-- RECORDS FOR THIS TASK --
>> Begin

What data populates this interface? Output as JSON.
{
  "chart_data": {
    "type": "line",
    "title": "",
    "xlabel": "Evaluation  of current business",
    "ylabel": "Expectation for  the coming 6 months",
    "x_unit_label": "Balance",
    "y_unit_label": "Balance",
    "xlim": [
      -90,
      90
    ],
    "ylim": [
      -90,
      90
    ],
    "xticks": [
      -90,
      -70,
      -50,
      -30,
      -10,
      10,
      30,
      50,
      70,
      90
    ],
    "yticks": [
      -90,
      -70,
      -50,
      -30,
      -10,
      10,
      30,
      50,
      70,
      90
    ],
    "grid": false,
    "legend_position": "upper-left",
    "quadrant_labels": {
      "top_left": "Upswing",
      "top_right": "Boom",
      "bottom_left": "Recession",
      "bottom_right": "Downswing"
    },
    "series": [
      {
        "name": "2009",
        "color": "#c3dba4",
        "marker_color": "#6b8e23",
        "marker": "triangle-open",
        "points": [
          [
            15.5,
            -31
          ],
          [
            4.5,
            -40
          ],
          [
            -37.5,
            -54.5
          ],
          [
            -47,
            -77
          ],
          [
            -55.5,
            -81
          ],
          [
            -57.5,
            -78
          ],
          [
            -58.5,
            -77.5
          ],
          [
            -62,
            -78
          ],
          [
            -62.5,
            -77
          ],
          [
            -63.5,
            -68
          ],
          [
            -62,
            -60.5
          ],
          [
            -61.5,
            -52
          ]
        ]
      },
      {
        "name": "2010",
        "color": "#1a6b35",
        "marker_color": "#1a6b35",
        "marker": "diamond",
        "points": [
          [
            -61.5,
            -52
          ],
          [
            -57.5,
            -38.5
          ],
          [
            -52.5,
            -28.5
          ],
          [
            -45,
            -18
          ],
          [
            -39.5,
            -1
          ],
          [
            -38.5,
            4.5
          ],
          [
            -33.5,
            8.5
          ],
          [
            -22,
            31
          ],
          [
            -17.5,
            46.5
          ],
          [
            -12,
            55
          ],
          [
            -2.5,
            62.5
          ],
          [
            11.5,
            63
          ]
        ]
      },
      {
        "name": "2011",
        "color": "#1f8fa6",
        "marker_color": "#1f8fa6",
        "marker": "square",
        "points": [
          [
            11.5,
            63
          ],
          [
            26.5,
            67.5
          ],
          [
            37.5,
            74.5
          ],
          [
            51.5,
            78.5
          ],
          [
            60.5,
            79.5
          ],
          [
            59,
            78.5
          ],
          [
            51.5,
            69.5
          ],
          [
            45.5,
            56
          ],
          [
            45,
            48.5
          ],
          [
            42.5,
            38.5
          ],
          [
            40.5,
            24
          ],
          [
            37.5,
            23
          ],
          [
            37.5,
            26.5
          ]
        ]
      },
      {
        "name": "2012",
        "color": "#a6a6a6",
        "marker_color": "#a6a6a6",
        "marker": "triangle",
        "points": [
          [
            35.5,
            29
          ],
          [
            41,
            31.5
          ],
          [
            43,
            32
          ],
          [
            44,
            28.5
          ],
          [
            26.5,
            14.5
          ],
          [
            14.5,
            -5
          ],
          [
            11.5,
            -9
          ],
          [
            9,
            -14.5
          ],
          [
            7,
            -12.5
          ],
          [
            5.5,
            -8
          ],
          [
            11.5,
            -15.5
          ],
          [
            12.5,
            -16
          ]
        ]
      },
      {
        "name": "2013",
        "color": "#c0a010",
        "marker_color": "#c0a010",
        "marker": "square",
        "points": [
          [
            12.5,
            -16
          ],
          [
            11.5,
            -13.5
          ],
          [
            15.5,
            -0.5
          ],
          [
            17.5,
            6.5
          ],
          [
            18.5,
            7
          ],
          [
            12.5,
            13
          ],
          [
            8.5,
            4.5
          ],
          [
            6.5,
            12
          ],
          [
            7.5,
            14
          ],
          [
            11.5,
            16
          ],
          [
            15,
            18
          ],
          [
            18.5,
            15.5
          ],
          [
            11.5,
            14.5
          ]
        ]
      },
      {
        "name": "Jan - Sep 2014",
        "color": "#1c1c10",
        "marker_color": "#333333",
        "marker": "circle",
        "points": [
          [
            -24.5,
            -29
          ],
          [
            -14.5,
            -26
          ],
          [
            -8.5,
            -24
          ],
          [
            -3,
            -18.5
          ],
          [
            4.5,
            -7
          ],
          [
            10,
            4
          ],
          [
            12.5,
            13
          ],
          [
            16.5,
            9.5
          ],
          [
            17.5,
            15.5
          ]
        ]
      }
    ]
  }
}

>> End

-- AIM OF THE TASK --
Return all lines containing the word "Balance".

-- CORRECT RESPONSE --
    "x_unit_label": "Balance",
    "y_unit_label": "Balance",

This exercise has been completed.